## [ENTRIES SUPPLIED]

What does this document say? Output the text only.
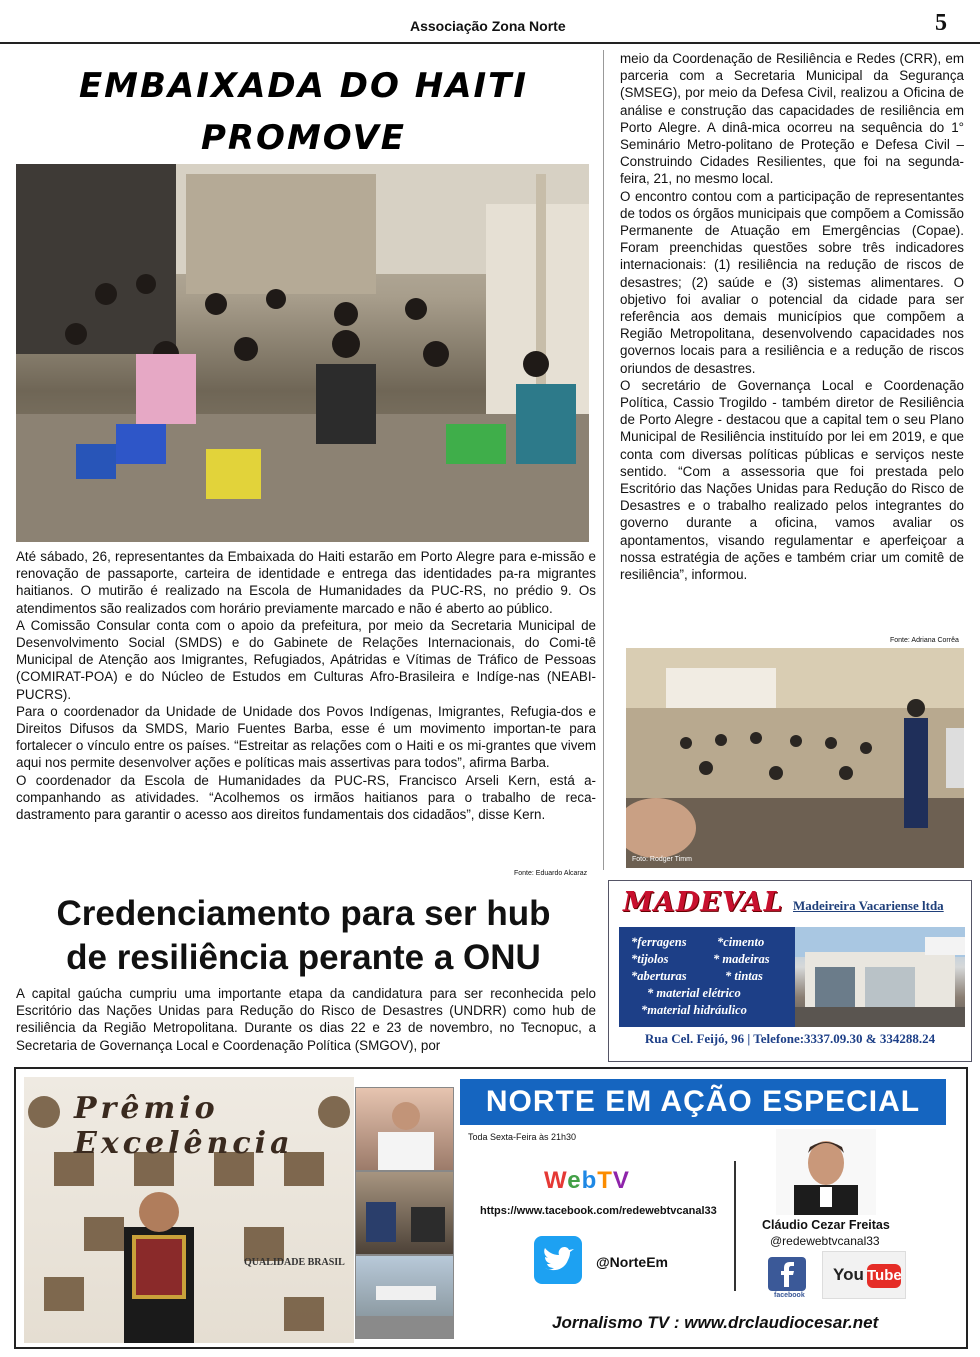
Associação Zona Norte	5
EMBAIXADA DO HAITI PROMOVE

Até sábado, 26, representantes da Embaixada do Haiti estarão em Porto Alegre para e-missão e renovação de passaporte, carteira de identidade e entrega das identidades pa-ra migrantes haitianos. O mutirão é realizado na Escola de Humanidades da PUC-RS, no prédio 9. Os atendimentos são realizados com horário previamente marcado e não é aberto ao público.

A Comissão Consular conta com o apoio da prefeitura, por meio da Secretaria Municipal de Desenvolvimento Social (SMDS) e do Gabinete de Relações Internacionais, do Comi-tê Municipal de Atenção aos Imigrantes, Refugiados, Apátridas e Vítimas de Tráfico de Pessoas (COMIRAT-POA) e do Núcleo de Estudos em Culturas Afro-Brasileira e Indíge-nas (NEABI-PUCRS).

Para o coordenador da Unidade de Unidade dos Povos Indígenas, Imigrantes, Refugia-dos e Direitos Difusos da SMDS, Mario Fuentes Barba, esse é um movimento importan-te para fortalecer o vínculo entre os países. “Estreitar as relações com o Haiti e os mi-grantes que vivem aqui nos permite desenvolver ações e políticas mais assertivas para todos”, afirma Barba.

O coordenador da Escola de Humanidades da PUC-RS, Francisco Arseli Kern, está a-companhando as atividades. “Acolhemos os irmãos haitianos para o trabalho de reca-dastramento para garantir o acesso aos direitos fundamentais dos cidadãos”, disse Kern.

Fonte: Eduardo Alcaraz
Credenciamento para ser hub
de resiliência perante a ONU
A capital gaúcha cumpriu uma importante etapa da candidatura para ser reconhecida pelo Escritório das Nações Unidas para Redução do Risco de Desastres (UNDRR) como hub de resiliência da Região Metropolitana. Durante os dias 22 e 23 de novembro, no Tecnopuc, a Secretaria de Governança Local e Coordenação Política (SMGOV), por

meio da Coordenação de Resiliência e Redes (CRR), em parceria com a Secretaria Municipal da Segurança (SMSEG), por meio da Defesa Civil, realizou a Oficina de análise e construção das capacidades de resiliência em Porto Alegre. A dinâ-mica ocorreu na sequência do 1° Seminário Metro-politano de Proteção e Defesa Civil – Construindo Cidades Resilientes, que foi na segunda-feira, 21, no mesmo local.

O encontro contou com a participação de representantes de todos os órgãos municipais que compõem a Comissão Permanente de Atuação em Emergências (Copae). Foram preenchidas questões sobre três indicadores internacionais: (1) resiliência na redução de riscos de desastres; (2) saúde e (3) sistemas alimentares. O objetivo foi avaliar o potencial da cidade para ser referência aos demais municípios que compõem a Região Metropolitana, desenvolvendo capacidades nos governos locais para a resiliência e a redução de riscos oriundos de desastres.

O secretário de Governança Local e Coordenação Política, Cassio Trogildo - também diretor de Resiliência de Porto Alegre - destacou que a capital tem o seu Plano Municipal de Resiliência instituído por lei em 2019, e que conta com diversas políticas públicas e serviços neste sentido. “Com a assessoria que foi prestada pelo Escritório das Nações Unidas para Redução do Risco de Desastres e o trabalho realizado pelos integrantes do governo durante a oficina, vamos avaliar os apontamentos, visando regulamentar e aperfeiçoar a nossa estratégia de ações e também criar um comitê de resiliência”, informou.

Fonte: Adriana Corrêa
Foto: Rodger Timm
MADEVAL Madeireira Vacariense ltda
*ferragens *cimento
*tijolos	* madeiras
*aberturas	* tintas
* material elétrico
*material hidráulico
Rua Cel. Feijó, 96 | Telefone:3337.09.30 & 334288.24
Prêmio Excelência
QUALIDADE BRASIL
NORTE EM AÇÃO ESPECIAL
Toda Sexta-Feira às 21h30
WebTV
https://www.tacebook.com/redewebtvcanal33
@NorteEm
Cláudio Cezar Freitas
@redewebtvcanal33
facebook
You Tube
Jornalismo TV : www.drclaudiocesar.net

## [GIVEN REQUEST]
Copy out each line of the data where the string "Porto" appears.

## [RESULT FOR THIS EXERCISE]
Até sábado, 26, representantes da Embaixada do Haiti estarão em Porto Alegre para e-missão e renovação de passaporte, carteira de identidade e entrega das identidades pa-ra migrantes haitianos. O mutirão é realizado na Escola de Humanidades da PUC-RS, no prédio 9. Os atendimentos são realizados com horário previamente marcado e não é aberto ao público.
meio da Coordenação de Resiliência e Redes (CRR), em parceria com a Secretaria Municipal da Segurança (SMSEG), por meio da Defesa Civil, realizou a Oficina de análise e construção das capacidades de resiliência em Porto Alegre. A dinâ-mica ocorreu na sequência do 1° Seminário Metro-politano de Proteção e Defesa Civil – Construindo Cidades Resilientes, que foi na segunda-feira, 21, no mesmo local.
O secretário de Governança Local e Coordenação Política, Cassio Trogildo - também diretor de Resiliência de Porto Alegre - destacou que a capital tem o seu Plano Municipal de Resiliência instituído por lei em 2019, e que conta com diversas políticas públicas e serviços neste sentido. “Com a assessoria que foi prestada pelo Escritório das Nações Unidas para Redução do Risco de Desastres e o trabalho realizado pelos integrantes do governo durante a oficina, vamos avaliar os apontamentos, visando regulamentar e aperfeiçoar a nossa estratégia de ações e também criar um comitê de resiliência”, informou.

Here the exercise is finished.